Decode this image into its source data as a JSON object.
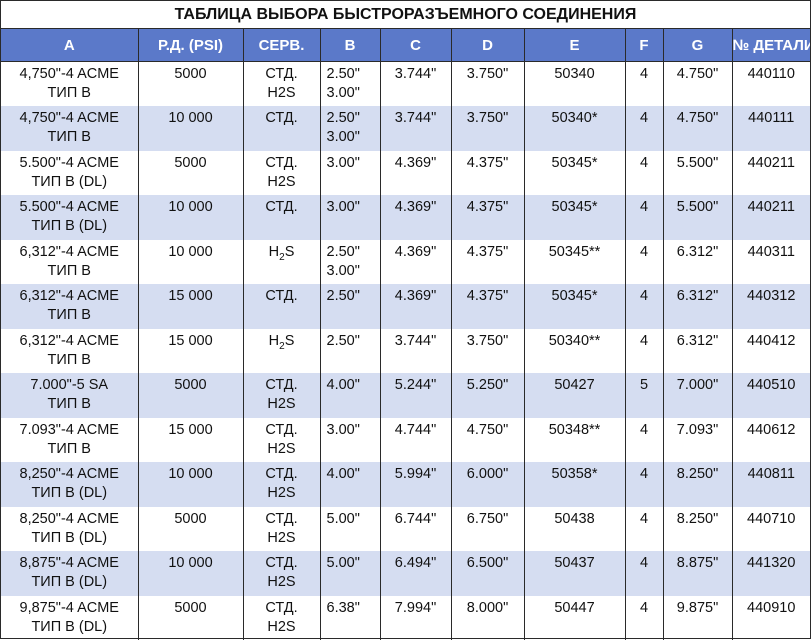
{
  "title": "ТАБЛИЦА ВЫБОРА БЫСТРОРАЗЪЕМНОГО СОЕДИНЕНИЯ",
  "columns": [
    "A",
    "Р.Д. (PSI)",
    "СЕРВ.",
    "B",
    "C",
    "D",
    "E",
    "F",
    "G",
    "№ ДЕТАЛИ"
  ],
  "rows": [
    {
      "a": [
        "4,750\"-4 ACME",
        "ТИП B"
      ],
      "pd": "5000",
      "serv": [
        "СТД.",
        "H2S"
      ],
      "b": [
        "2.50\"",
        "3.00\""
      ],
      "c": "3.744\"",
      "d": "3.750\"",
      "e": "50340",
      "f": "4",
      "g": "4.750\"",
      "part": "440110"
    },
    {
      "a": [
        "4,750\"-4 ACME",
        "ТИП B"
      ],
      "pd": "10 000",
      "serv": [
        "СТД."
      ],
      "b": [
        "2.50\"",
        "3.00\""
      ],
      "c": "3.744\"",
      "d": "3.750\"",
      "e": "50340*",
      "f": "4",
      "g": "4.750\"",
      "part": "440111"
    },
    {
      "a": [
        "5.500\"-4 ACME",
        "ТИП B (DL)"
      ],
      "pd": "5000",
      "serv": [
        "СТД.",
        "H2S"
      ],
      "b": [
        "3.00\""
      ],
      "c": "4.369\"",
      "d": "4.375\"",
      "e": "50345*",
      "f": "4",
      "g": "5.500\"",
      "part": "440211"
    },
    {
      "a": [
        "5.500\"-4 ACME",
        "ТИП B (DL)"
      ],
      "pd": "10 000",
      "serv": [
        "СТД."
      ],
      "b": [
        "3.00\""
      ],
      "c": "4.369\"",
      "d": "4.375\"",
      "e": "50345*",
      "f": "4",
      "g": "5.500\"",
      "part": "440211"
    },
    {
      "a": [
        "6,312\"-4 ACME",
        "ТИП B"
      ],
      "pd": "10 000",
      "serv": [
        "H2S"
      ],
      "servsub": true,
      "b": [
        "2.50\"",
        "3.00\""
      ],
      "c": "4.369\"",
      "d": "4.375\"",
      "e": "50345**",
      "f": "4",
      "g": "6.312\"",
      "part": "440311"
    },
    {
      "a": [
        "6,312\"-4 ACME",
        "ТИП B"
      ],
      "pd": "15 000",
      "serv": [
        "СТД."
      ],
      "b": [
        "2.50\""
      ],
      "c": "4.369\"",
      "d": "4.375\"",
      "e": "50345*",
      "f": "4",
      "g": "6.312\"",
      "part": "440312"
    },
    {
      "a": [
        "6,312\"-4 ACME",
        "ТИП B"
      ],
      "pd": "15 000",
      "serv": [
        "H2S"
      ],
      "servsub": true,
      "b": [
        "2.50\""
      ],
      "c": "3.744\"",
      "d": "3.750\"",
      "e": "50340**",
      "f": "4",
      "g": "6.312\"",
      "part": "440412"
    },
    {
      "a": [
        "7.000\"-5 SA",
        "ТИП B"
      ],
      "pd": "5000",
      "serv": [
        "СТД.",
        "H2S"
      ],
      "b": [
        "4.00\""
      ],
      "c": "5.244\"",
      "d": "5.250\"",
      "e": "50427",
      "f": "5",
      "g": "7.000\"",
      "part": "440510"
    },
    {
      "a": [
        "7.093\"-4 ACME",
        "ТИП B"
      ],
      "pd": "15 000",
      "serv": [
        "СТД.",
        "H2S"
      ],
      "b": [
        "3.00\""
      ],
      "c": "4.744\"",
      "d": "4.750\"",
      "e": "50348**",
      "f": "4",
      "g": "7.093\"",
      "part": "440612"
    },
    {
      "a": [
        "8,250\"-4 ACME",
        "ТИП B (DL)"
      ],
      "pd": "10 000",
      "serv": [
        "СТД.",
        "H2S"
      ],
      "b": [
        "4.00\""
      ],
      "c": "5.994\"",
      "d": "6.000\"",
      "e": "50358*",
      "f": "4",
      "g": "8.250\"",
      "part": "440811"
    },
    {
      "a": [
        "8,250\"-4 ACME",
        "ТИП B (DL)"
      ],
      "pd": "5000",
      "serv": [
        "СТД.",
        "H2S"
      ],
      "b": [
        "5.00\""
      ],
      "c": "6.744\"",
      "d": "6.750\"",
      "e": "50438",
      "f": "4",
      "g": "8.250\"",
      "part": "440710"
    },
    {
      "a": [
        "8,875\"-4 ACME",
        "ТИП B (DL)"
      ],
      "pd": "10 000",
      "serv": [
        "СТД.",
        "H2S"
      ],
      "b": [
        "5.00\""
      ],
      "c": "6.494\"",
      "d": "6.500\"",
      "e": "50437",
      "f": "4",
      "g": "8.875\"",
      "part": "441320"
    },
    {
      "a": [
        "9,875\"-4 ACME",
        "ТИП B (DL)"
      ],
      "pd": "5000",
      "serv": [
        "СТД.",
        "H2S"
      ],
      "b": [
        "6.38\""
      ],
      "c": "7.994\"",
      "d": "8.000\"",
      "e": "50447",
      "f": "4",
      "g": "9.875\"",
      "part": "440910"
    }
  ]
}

────────────────────

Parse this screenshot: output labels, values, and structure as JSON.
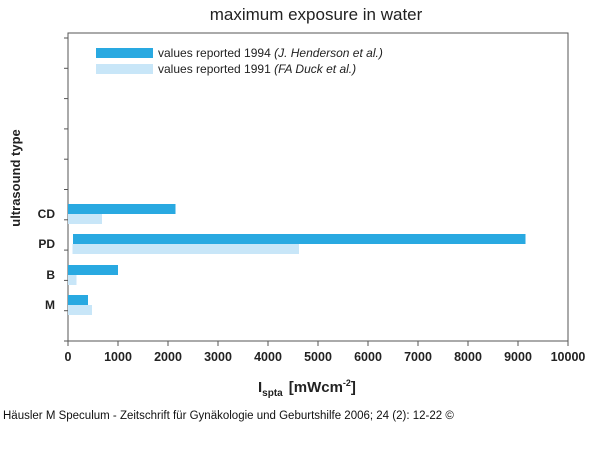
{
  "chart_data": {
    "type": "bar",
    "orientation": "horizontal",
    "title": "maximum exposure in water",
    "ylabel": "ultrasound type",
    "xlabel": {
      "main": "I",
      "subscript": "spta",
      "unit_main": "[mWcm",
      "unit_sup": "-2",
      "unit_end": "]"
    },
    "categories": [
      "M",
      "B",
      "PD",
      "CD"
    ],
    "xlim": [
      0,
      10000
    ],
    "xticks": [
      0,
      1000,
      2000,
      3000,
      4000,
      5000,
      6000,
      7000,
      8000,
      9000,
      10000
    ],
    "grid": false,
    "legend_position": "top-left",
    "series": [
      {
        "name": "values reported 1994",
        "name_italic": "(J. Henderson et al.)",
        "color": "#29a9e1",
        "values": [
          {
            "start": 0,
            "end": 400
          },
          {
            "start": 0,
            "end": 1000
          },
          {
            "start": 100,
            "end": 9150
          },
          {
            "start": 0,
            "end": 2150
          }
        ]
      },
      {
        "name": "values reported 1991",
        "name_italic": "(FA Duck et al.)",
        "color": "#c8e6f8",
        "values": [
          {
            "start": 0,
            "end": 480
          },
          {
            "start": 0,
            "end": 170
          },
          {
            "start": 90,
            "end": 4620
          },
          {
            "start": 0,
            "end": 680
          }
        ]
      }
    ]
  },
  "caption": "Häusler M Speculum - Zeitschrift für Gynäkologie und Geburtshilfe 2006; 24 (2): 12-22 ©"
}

────────────────────

Work to be completed: Locate the word "this" in the data above. Copy every line carrying it.

Reply to the task:
Decode this image into its source data as a JSON object.
Parse this screenshot: output labels, values, and structure as JSON.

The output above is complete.